## [What you will do]
Gather all lines from the material that contain the word "mariage".

[Data listing]
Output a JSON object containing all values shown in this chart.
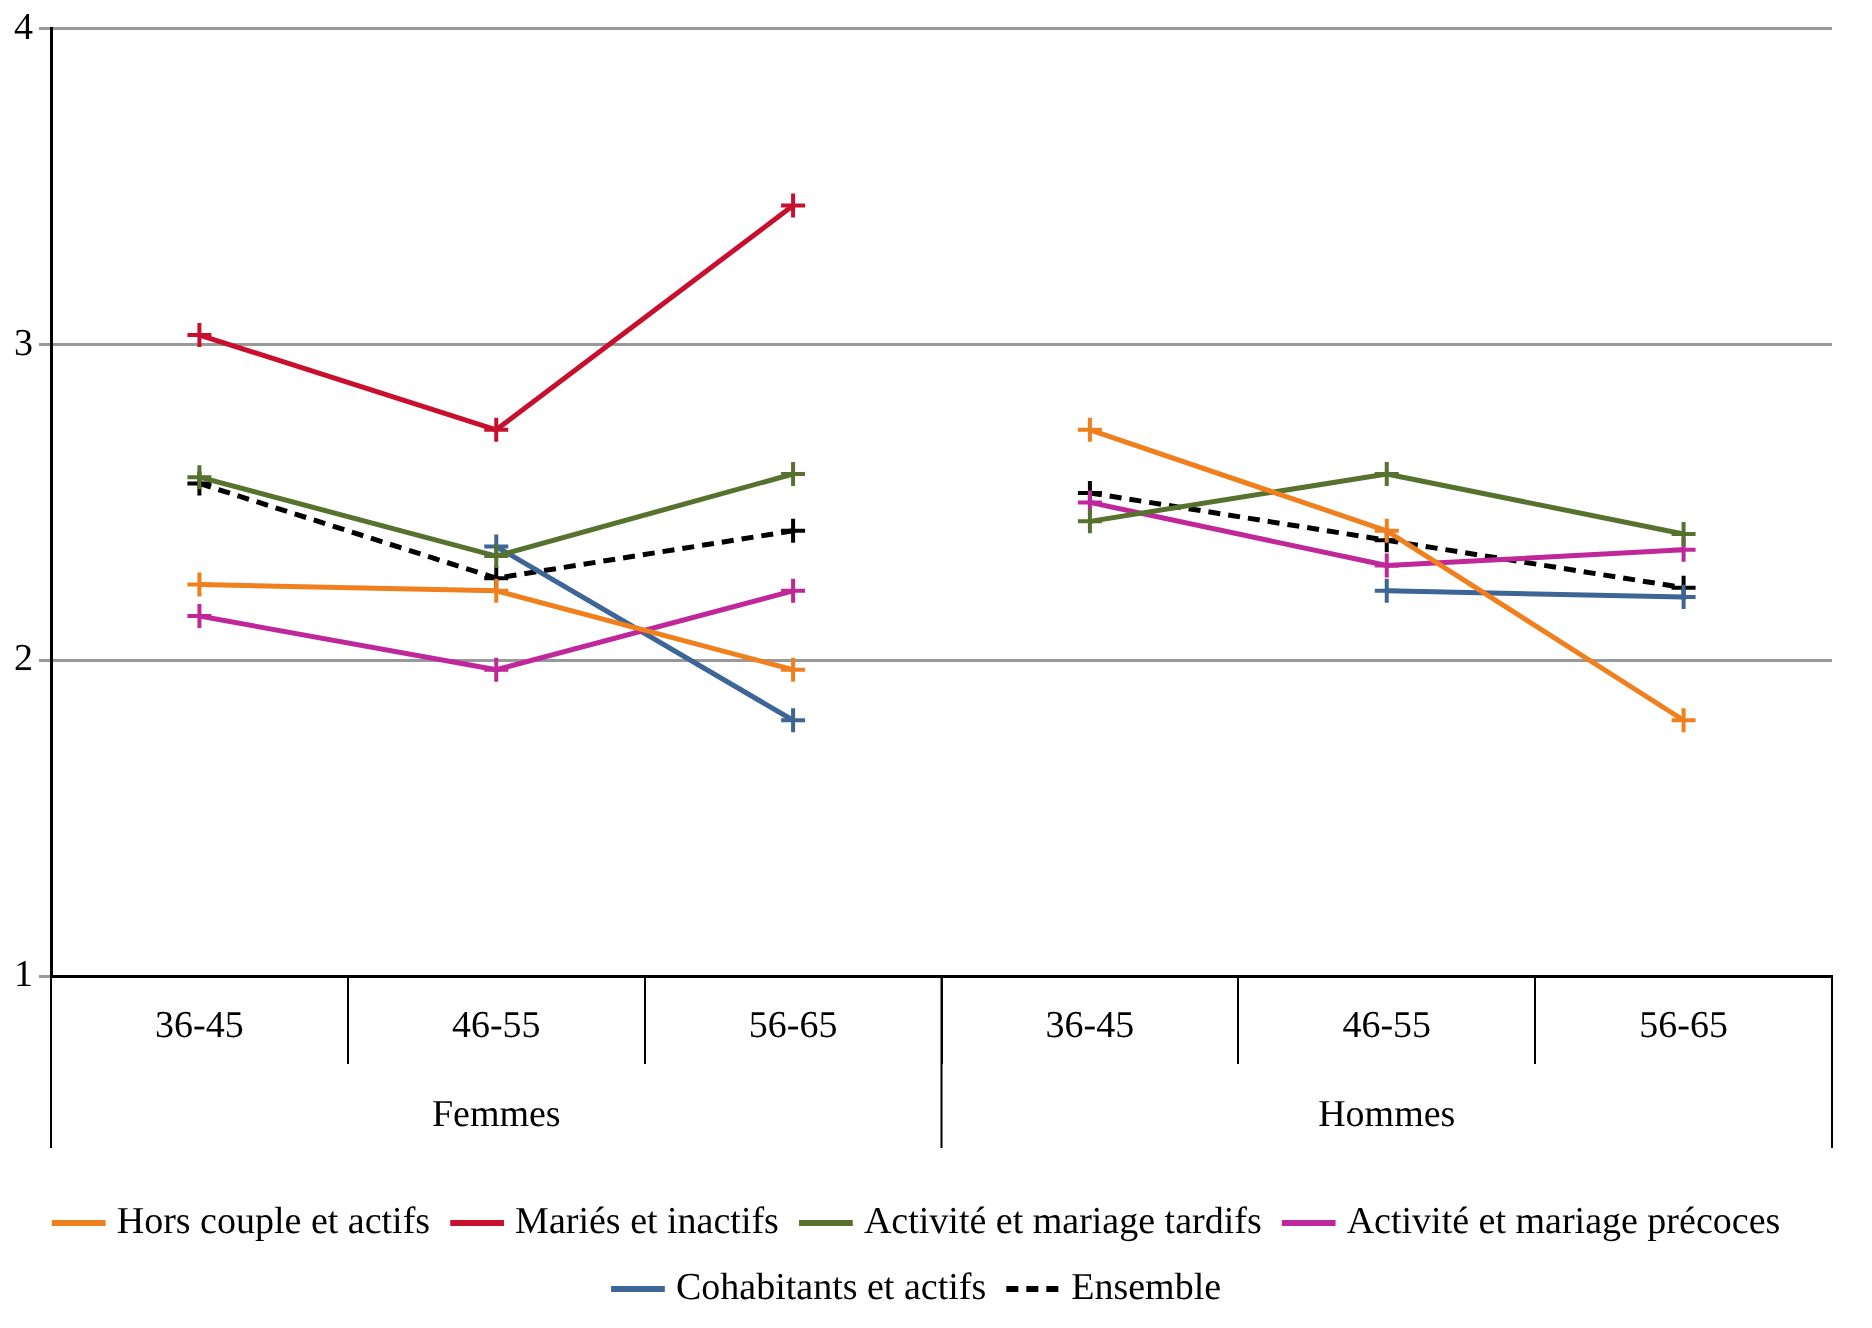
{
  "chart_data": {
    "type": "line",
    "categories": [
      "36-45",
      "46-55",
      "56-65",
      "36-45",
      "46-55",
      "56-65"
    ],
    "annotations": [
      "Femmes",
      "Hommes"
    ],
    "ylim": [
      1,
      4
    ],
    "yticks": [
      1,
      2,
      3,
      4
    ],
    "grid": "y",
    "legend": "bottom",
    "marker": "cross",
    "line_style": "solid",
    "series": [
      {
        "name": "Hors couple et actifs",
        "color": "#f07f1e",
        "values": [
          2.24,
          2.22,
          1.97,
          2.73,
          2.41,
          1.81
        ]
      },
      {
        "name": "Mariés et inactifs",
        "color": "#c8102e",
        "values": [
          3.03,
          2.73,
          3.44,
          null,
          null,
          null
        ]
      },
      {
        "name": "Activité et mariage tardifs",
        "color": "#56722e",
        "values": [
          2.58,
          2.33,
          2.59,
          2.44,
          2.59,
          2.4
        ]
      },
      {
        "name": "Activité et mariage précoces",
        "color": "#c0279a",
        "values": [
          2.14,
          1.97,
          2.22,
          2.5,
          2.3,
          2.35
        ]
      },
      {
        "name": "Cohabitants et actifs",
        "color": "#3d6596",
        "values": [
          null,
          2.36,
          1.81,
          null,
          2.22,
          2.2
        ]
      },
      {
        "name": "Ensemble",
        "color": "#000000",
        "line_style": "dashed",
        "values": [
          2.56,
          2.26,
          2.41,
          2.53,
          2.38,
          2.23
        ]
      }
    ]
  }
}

* * *

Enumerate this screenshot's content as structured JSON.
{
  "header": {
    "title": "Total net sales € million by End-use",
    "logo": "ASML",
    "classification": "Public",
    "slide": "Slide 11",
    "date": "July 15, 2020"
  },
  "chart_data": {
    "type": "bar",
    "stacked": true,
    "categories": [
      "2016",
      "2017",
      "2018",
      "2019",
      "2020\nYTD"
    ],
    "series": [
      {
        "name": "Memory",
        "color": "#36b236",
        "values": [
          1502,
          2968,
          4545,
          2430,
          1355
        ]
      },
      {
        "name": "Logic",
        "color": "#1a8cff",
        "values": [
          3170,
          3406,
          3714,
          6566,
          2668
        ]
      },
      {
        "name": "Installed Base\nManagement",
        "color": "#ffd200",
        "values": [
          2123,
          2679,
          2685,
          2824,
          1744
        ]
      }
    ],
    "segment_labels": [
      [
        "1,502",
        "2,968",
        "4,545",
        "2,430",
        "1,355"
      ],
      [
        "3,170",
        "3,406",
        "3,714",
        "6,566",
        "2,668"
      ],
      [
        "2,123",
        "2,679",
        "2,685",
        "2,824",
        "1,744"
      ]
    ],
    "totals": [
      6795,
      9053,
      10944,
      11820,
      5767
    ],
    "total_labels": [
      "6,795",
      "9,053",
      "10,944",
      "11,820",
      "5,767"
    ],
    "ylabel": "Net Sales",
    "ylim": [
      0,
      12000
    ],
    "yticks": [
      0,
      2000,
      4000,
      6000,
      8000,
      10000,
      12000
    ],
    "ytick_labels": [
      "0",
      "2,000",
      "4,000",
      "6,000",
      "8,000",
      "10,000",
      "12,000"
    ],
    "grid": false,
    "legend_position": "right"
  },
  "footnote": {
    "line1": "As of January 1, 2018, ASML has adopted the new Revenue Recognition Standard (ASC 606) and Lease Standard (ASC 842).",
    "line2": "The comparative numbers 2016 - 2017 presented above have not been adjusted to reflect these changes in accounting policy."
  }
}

## [Result below]
        "name": "Activité et mariage tardifs",
        "name": "Activité et mariage précoces",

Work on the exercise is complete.